* **Given task**
Below is a listing; reproduce each line of it exactly.

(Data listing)
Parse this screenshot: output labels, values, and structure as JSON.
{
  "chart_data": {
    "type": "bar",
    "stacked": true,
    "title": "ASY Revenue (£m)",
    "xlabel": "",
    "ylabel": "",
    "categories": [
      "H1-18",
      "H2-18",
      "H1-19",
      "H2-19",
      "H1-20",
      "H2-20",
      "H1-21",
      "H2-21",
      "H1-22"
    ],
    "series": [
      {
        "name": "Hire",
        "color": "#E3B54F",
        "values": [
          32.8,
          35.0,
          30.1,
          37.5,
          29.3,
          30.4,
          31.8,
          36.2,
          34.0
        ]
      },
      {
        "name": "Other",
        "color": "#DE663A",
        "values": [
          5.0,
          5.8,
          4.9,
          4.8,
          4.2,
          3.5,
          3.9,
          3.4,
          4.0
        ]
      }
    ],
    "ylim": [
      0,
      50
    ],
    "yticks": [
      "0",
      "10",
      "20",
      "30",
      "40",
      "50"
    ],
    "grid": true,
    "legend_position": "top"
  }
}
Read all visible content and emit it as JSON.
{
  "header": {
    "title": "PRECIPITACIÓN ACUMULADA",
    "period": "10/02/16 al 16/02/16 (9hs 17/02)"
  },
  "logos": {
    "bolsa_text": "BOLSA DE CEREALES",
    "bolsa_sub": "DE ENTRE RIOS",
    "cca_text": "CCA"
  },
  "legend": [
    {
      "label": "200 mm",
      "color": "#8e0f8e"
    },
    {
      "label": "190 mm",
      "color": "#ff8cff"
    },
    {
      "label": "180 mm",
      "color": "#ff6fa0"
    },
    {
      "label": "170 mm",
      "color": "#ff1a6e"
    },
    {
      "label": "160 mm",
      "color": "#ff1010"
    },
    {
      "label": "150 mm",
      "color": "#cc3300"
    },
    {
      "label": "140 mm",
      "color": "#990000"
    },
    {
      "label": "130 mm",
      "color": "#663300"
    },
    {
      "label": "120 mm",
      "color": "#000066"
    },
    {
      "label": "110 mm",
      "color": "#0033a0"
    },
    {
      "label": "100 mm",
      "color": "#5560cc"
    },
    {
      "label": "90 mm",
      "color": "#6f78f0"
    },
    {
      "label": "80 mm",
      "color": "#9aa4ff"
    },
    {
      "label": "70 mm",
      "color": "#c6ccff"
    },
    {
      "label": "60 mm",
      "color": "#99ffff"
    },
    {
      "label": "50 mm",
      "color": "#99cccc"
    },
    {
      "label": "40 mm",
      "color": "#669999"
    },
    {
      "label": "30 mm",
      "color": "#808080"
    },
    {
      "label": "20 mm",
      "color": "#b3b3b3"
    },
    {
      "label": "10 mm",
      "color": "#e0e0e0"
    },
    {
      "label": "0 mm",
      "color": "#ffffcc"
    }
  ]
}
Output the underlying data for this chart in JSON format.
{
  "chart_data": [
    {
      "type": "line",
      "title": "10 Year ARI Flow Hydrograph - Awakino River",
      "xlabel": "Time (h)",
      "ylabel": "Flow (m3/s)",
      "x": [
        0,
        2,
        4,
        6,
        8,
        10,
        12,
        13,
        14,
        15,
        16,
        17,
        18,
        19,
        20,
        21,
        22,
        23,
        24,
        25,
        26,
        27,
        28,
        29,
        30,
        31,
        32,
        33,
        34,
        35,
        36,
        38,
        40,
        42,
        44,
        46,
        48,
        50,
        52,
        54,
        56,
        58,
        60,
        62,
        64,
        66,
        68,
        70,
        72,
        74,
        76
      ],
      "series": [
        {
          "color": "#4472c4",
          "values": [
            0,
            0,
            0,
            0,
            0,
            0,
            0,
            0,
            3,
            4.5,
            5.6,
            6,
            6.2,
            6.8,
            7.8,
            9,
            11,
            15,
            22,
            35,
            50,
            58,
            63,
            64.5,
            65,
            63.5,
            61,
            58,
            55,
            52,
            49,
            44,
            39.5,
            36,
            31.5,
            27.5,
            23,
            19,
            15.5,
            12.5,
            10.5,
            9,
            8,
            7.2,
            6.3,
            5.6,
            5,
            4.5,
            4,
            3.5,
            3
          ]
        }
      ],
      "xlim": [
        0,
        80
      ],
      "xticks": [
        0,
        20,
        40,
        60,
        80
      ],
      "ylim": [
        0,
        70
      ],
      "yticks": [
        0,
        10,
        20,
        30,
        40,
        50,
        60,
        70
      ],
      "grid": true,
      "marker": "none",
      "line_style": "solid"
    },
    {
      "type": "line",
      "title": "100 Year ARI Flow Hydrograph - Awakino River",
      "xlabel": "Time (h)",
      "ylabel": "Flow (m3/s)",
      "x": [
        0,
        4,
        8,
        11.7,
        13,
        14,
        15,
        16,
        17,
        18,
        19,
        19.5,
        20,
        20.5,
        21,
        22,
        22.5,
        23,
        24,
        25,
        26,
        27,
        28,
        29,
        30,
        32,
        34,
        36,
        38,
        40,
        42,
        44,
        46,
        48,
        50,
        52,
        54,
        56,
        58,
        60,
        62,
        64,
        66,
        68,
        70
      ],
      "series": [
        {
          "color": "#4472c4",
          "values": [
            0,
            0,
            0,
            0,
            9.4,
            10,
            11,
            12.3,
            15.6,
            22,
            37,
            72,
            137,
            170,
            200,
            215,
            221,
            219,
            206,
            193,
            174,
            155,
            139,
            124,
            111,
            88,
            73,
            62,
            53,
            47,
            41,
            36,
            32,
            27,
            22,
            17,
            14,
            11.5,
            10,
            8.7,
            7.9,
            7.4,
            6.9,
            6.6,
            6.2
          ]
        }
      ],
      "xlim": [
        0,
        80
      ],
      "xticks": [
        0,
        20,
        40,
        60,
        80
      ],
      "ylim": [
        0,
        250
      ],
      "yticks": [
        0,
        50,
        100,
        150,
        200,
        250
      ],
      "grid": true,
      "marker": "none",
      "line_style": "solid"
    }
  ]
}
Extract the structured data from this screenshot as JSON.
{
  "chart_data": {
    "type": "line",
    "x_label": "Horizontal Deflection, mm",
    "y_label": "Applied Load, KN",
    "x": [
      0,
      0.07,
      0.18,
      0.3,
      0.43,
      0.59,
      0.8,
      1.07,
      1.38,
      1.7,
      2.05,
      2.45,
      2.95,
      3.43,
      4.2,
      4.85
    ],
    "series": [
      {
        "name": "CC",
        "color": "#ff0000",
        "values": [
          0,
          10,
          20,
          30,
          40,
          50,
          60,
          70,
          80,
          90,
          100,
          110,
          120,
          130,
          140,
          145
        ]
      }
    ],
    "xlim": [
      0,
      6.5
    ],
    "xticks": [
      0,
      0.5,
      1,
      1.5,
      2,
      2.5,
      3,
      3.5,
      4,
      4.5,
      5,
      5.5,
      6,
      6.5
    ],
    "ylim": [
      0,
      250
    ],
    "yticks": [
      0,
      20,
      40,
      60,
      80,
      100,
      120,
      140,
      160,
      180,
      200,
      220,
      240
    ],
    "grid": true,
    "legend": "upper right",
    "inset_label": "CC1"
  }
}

* **Output for this exercise**
Parse this screenshot: output labels, values, and structure as JSON.
{
  "chart_data": {
    "type": "bar",
    "stacked": true,
    "title": "ASY Revenue (£m)",
    "xlabel": "",
    "ylabel": "",
    "categories": [
      "H1-18",
      "H2-18",
      "H1-19",
      "H2-19",
      "H1-20",
      "H2-20",
      "H1-21",
      "H2-21",
      "H1-22"
    ],
    "series": [
      {
        "name": "Hire",
        "color": "#E3B54F",
        "values": [
          32.8,
          35.0,
          30.1,
          37.5,
          29.3,
          30.4,
          31.8,
          36.2,
          34.0
        ]
      },
      {
        "name": "Other",
        "color": "#DE663A",
        "values": [
          5.0,
          5.8,
          4.9,
          4.8,
          4.2,
          3.5,
          3.9,
          3.4,
          4.0
        ]
      }
    ],
    "ylim": [
      0,
      50
    ],
    "yticks": [
      "0",
      "10",
      "20",
      "30",
      "40",
      "50"
    ],
    "grid": true,
    "legend_position": "top"
  }
}
Read all visible content and emit it as JSON.
{
  "header": {
    "title": "PRECIPITACIÓN ACUMULADA",
    "period": "10/02/16 al 16/02/16 (9hs 17/02)"
  },
  "logos": {
    "bolsa_text": "BOLSA DE CEREALES",
    "bolsa_sub": "DE ENTRE RIOS",
    "cca_text": "CCA"
  },
  "legend": [
    {
      "label": "200 mm",
      "color": "#8e0f8e"
    },
    {
      "label": "190 mm",
      "color": "#ff8cff"
    },
    {
      "label": "180 mm",
      "color": "#ff6fa0"
    },
    {
      "label": "170 mm",
      "color": "#ff1a6e"
    },
    {
      "label": "160 mm",
      "color": "#ff1010"
    },
    {
      "label": "150 mm",
      "color": "#cc3300"
    },
    {
      "label": "140 mm",
      "color": "#990000"
    },
    {
      "label": "130 mm",
      "color": "#663300"
    },
    {
      "label": "120 mm",
      "color": "#000066"
    },
    {
      "label": "110 mm",
      "color": "#0033a0"
    },
    {
      "label": "100 mm",
      "color": "#5560cc"
    },
    {
      "label": "90 mm",
      "color": "#6f78f0"
    },
    {
      "label": "80 mm",
      "color": "#9aa4ff"
    },
    {
      "label": "70 mm",
      "color": "#c6ccff"
    },
    {
      "label": "60 mm",
      "color": "#99ffff"
    },
    {
      "label": "50 mm",
      "color": "#99cccc"
    },
    {
      "label": "40 mm",
      "color": "#669999"
    },
    {
      "label": "30 mm",
      "color": "#808080"
    },
    {
      "label": "20 mm",
      "color": "#b3b3b3"
    },
    {
      "label": "10 mm",
      "color": "#e0e0e0"
    },
    {
      "label": "0 mm",
      "color": "#ffffcc"
    }
  ]
}
Output the underlying data for this chart in JSON format.
{
  "chart_data": [
    {
      "type": "line",
      "title": "10 Year ARI Flow Hydrograph - Awakino River",
      "xlabel": "Time (h)",
      "ylabel": "Flow (m3/s)",
      "x": [
        0,
        2,
        4,
        6,
        8,
        10,
        12,
        13,
        14,
        15,
        16,
        17,
        18,
        19,
        20,
        21,
        22,
        23,
        24,
        25,
        26,
        27,
        28,
        29,
        30,
        31,
        32,
        33,
        34,
        35,
        36,
        38,
        40,
        42,
        44,
        46,
        48,
        50,
        52,
        54,
        56,
        58,
        60,
        62,
        64,
        66,
        68,
        70,
        72,
        74,
        76
      ],
      "series": [
        {
          "color": "#4472c4",
          "values": [
            0,
            0,
            0,
            0,
            0,
            0,
            0,
            0,
            3,
            4.5,
            5.6,
            6,
            6.2,
            6.8,
            7.8,
            9,
            11,
            15,
            22,
            35,
            50,
            58,
            63,
            64.5,
            65,
            63.5,
            61,
            58,
            55,
            52,
            49,
            44,
            39.5,
            36,
            31.5,
            27.5,
            23,
            19,
            15.5,
            12.5,
            10.5,
            9,
            8,
            7.2,
            6.3,
            5.6,
            5,
            4.5,
            4,
            3.5,
            3
          ]
        }
      ],
      "xlim": [
        0,
        80
      ],
      "xticks": [
        0,
        20,
        40,
        60,
        80
      ],
      "ylim": [
        0,
        70
      ],
      "yticks": [
        0,
        10,
        20,
        30,
        40,
        50,
        60,
        70
      ],
      "grid": true,
      "marker": "none",
      "line_style": "solid"
    },
    {
      "type": "line",
      "title": "100 Year ARI Flow Hydrograph - Awakino River",
      "xlabel": "Time (h)",
      "ylabel": "Flow (m3/s)",
      "x": [
        0,
        4,
        8,
        11.7,
        13,
        14,
        15,
        16,
        17,
        18,
        19,
        19.5,
        20,
        20.5,
        21,
        22,
        22.5,
        23,
        24,
        25,
        26,
        27,
        28,
        29,
        30,
        32,
        34,
        36,
        38,
        40,
        42,
        44,
        46,
        48,
        50,
        52,
        54,
        56,
        58,
        60,
        62,
        64,
        66,
        68,
        70
      ],
      "series": [
        {
          "color": "#4472c4",
          "values": [
            0,
            0,
            0,
            0,
            9.4,
            10,
            11,
            12.3,
            15.6,
            22,
            37,
            72,
            137,
            170,
            200,
            215,
            221,
            219,
            206,
            193,
            174,
            155,
            139,
            124,
            111,
            88,
            73,
            62,
            53,
            47,
            41,
            36,
            32,
            27,
            22,
            17,
            14,
            11.5,
            10,
            8.7,
            7.9,
            7.4,
            6.9,
            6.6,
            6.2
          ]
        }
      ],
      "xlim": [
        0,
        80
      ],
      "xticks": [
        0,
        20,
        40,
        60,
        80
      ],
      "ylim": [
        0,
        250
      ],
      "yticks": [
        0,
        50,
        100,
        150,
        200,
        250
      ],
      "grid": true,
      "marker": "none",
      "line_style": "solid"
    }
  ]
}
Extract the structured data from this screenshot as JSON.
{
  "chart_data": {
    "type": "line",
    "x_label": "Horizontal Deflection, mm",
    "y_label": "Applied Load, KN",
    "x": [
      0,
      0.07,
      0.18,
      0.3,
      0.43,
      0.59,
      0.8,
      1.07,
      1.38,
      1.7,
      2.05,
      2.45,
      2.95,
      3.43,
      4.2,
      4.85
    ],
    "series": [
      {
        "name": "CC",
        "color": "#ff0000",
        "values": [
          0,
          10,
          20,
          30,
          40,
          50,
          60,
          70,
          80,
          90,
          100,
          110,
          120,
          130,
          140,
          145
        ]
      }
    ],
    "xlim": [
      0,
      6.5
    ],
    "xticks": [
      0,
      0.5,
      1,
      1.5,
      2,
      2.5,
      3,
      3.5,
      4,
      4.5,
      5,
      5.5,
      6,
      6.5
    ],
    "ylim": [
      0,
      250
    ],
    "yticks": [
      0,
      20,
      40,
      60,
      80,
      100,
      120,
      140,
      160,
      180,
      200,
      220,
      240
    ],
    "grid": true,
    "legend": "upper right",
    "inset_label": "CC1"
  }
}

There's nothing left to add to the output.